## Your task
Find every line with the word "right". Copy those lines.

+===+

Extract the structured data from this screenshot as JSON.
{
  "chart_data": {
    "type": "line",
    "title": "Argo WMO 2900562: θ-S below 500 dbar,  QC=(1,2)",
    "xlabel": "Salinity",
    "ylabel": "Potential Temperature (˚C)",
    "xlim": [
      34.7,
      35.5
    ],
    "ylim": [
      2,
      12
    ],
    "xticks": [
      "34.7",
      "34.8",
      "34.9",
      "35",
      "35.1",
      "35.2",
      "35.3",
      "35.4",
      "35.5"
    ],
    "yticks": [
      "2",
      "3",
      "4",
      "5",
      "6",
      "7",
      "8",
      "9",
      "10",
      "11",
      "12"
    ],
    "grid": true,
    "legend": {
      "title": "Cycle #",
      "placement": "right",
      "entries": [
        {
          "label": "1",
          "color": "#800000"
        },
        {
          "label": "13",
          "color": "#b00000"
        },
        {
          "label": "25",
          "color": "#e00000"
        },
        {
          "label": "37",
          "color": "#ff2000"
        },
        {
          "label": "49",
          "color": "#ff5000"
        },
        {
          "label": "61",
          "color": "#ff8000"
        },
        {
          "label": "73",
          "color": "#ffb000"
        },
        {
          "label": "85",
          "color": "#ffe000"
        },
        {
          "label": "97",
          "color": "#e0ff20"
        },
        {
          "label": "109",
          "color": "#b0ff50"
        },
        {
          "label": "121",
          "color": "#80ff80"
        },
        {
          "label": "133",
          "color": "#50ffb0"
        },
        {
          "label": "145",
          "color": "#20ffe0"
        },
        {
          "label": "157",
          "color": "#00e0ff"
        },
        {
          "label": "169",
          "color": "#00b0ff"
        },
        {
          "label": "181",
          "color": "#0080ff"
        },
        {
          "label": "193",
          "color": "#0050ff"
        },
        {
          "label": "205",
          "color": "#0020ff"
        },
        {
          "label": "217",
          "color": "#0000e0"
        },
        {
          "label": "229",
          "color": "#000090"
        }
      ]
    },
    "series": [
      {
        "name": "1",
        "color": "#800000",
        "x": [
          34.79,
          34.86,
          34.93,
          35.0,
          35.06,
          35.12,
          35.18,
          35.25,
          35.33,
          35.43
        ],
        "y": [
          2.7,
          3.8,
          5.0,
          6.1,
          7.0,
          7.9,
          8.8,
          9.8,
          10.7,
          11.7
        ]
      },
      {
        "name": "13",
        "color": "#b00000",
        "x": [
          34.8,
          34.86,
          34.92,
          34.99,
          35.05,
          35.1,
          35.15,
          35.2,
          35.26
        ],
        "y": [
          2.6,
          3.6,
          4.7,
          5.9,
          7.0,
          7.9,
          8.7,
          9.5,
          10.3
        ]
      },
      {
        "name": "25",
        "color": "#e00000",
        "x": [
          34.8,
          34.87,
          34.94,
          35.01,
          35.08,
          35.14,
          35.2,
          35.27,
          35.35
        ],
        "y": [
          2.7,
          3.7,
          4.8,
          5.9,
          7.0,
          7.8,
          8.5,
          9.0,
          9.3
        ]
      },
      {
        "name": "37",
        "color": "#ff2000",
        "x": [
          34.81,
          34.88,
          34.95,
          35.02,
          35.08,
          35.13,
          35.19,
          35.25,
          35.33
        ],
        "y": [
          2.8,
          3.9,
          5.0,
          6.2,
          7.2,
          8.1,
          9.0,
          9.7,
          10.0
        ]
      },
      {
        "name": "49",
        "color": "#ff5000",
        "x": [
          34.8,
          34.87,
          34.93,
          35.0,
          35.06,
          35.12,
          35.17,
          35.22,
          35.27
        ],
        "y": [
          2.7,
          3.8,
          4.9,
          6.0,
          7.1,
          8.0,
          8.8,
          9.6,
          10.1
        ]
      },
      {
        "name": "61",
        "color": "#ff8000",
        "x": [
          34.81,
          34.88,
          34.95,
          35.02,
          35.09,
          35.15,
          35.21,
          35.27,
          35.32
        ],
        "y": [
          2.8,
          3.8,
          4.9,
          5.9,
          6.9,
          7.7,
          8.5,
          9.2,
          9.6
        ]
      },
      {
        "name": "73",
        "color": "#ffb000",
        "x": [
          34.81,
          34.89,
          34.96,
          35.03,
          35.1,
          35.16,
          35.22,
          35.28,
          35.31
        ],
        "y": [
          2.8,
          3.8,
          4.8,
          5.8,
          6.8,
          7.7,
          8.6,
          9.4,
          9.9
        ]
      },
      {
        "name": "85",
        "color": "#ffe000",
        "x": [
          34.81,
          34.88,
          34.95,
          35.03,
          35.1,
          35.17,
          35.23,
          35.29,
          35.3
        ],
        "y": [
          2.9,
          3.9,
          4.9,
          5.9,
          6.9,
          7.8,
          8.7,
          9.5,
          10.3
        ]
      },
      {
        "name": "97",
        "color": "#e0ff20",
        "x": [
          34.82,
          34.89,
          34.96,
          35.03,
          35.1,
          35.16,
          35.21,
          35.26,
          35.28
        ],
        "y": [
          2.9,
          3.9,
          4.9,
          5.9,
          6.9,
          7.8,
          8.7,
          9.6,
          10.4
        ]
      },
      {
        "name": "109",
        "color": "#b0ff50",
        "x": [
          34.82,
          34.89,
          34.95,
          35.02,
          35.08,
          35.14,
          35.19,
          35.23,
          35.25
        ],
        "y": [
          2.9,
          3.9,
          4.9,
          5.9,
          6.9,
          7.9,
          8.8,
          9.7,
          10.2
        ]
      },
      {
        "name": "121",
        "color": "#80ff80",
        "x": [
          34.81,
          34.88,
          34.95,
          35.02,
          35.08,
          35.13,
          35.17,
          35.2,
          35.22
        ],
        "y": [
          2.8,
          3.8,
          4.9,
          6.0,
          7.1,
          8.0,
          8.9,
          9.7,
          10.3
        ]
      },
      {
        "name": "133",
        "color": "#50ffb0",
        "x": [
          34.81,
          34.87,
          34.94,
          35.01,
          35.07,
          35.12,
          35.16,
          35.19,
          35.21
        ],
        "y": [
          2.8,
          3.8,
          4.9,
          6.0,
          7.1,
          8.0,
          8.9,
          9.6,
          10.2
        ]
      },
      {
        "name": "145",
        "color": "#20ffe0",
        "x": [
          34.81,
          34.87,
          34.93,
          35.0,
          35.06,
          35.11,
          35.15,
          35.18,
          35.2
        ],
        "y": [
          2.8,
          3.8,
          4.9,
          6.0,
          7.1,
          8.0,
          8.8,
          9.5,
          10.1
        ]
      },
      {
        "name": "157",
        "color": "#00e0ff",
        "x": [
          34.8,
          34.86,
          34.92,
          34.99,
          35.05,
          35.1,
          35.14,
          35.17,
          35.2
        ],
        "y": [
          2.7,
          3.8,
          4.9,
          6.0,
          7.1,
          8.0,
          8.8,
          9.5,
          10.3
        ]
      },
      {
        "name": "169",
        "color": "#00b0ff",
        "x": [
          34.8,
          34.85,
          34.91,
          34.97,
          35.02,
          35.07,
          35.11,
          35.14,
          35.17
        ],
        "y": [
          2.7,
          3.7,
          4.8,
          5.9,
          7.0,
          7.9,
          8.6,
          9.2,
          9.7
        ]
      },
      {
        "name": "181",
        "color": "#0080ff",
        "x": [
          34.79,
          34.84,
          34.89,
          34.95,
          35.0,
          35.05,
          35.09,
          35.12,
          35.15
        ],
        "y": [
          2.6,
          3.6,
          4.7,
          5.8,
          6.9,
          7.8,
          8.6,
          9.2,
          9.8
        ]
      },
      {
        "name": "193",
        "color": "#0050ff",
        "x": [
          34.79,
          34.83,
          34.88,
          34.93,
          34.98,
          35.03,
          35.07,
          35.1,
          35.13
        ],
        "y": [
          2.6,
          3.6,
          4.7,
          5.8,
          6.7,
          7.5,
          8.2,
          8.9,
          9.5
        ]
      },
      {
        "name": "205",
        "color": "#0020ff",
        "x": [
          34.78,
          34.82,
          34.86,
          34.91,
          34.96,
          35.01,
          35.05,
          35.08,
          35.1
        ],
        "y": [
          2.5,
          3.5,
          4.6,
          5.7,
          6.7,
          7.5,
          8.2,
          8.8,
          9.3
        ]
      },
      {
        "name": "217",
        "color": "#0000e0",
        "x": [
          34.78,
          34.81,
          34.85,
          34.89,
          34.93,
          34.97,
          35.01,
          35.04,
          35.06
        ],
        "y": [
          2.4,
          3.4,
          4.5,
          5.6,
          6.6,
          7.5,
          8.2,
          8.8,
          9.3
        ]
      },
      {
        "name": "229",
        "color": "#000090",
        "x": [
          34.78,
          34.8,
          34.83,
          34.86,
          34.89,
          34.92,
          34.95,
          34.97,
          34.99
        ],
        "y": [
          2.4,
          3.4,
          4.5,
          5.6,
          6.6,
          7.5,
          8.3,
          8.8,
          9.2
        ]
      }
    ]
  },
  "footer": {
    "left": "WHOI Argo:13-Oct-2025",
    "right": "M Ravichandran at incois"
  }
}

+===+

## Task result
      "placement": "right",
    "right": "M Ravichandran at incois"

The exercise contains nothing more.